Repeat the rows between the line holding "fib-level-label: 38.2 @ 24.211" and the line holding "candle <box>856 182 862 210</box>", inclusive.

───── Stored rows

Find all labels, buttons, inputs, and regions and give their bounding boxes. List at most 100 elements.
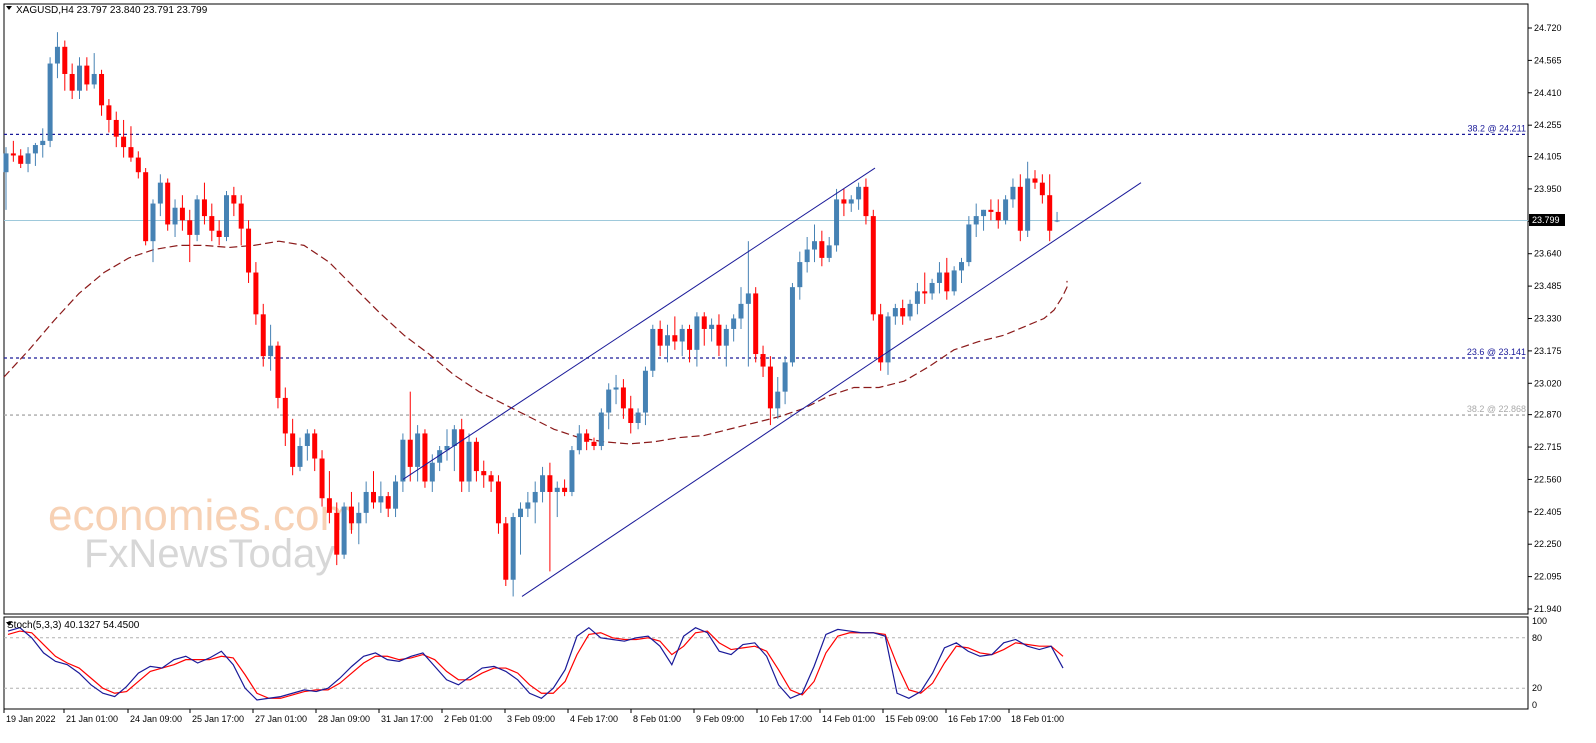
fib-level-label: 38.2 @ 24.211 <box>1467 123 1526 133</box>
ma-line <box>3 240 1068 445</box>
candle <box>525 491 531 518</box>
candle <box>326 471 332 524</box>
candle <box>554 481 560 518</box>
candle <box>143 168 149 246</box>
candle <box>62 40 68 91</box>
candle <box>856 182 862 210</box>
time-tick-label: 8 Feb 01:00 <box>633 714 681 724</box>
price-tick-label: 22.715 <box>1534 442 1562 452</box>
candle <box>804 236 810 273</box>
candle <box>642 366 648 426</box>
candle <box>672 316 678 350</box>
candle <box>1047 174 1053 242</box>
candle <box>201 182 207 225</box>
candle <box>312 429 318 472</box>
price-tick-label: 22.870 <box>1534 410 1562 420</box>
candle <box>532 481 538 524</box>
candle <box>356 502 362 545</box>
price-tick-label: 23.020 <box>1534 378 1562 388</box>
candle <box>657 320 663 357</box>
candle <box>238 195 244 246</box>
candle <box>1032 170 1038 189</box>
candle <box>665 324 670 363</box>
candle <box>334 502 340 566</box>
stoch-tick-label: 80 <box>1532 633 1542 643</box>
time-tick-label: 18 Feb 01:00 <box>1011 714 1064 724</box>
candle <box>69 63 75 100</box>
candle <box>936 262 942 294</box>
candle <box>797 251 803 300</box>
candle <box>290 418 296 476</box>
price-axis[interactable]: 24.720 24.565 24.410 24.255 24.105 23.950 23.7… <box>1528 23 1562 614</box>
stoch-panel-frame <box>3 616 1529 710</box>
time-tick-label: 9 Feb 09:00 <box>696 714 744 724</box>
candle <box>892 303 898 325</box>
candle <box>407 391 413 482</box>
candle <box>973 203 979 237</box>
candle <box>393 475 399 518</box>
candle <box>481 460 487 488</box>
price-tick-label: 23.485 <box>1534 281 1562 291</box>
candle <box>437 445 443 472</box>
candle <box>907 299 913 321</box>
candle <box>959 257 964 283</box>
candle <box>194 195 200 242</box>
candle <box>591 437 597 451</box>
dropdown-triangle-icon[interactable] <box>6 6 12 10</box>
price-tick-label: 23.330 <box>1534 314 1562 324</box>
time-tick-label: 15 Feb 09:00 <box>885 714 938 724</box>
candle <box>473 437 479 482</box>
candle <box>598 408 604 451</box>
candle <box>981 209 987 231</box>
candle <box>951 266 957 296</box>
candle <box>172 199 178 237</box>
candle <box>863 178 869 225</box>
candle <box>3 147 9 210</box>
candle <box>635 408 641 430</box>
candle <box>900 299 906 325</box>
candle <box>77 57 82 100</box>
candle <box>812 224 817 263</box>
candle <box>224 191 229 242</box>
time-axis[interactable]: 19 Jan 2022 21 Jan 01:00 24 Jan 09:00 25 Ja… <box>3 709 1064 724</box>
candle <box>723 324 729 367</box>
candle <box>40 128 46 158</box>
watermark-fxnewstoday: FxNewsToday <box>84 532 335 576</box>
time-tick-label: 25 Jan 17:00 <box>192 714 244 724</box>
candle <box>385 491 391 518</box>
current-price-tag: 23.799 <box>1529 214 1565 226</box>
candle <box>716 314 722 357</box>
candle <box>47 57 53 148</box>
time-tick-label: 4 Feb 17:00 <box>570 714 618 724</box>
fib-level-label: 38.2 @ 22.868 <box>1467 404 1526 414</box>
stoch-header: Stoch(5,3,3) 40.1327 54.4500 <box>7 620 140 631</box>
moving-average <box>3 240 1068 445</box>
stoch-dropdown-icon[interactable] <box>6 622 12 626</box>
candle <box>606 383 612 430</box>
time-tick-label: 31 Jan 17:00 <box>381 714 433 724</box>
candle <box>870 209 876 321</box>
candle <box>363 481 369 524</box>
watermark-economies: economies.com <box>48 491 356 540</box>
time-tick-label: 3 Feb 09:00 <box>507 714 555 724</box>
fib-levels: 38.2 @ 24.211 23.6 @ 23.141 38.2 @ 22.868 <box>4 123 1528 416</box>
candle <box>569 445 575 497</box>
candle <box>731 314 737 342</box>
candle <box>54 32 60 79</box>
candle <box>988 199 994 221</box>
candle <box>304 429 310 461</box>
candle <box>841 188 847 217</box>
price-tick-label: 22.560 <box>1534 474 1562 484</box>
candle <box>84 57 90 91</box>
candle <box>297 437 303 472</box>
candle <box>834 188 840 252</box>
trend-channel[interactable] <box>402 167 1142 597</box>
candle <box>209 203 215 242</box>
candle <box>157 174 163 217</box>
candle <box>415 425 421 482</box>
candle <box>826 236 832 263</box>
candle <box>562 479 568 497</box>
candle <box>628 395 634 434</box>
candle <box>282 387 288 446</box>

──────────
───── Stored rows

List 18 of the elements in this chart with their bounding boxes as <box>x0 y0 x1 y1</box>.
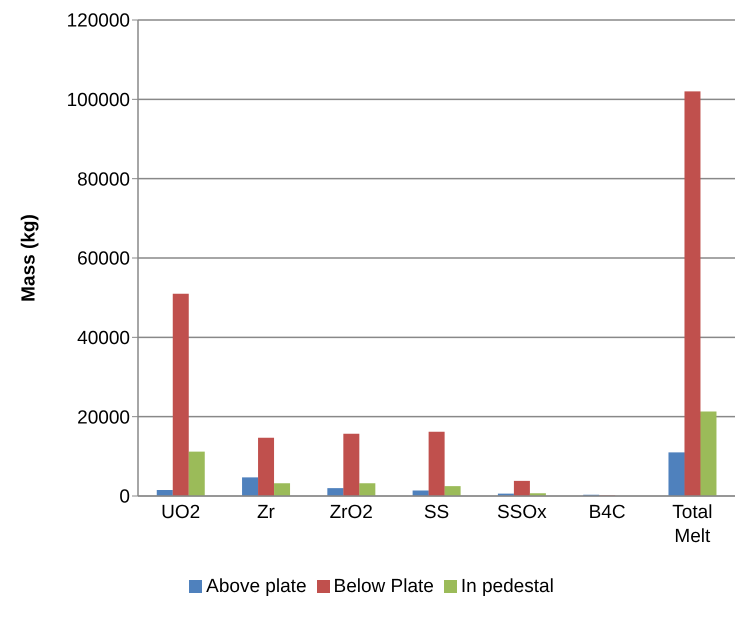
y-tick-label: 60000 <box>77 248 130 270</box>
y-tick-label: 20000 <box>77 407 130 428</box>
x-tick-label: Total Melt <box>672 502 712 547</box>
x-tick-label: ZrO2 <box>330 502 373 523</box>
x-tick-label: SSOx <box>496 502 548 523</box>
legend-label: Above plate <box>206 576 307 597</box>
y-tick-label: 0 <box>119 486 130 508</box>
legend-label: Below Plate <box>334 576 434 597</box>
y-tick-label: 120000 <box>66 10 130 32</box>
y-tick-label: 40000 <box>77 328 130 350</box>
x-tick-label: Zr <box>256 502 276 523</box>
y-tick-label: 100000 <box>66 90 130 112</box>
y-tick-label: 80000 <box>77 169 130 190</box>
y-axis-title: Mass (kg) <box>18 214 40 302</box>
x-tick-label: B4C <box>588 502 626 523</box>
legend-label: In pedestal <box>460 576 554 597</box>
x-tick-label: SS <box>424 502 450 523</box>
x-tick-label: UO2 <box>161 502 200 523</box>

──────────

__Exercise output__
fib-level-label: 38.2 @ 24.211 <box>1467 123 1526 133</box>
ma-line <box>3 240 1068 445</box>
candle <box>525 491 531 518</box>
candle <box>326 471 332 524</box>
candle <box>554 481 560 518</box>
candle <box>143 168 149 246</box>
candle <box>62 40 68 91</box>
candle <box>856 182 862 210</box>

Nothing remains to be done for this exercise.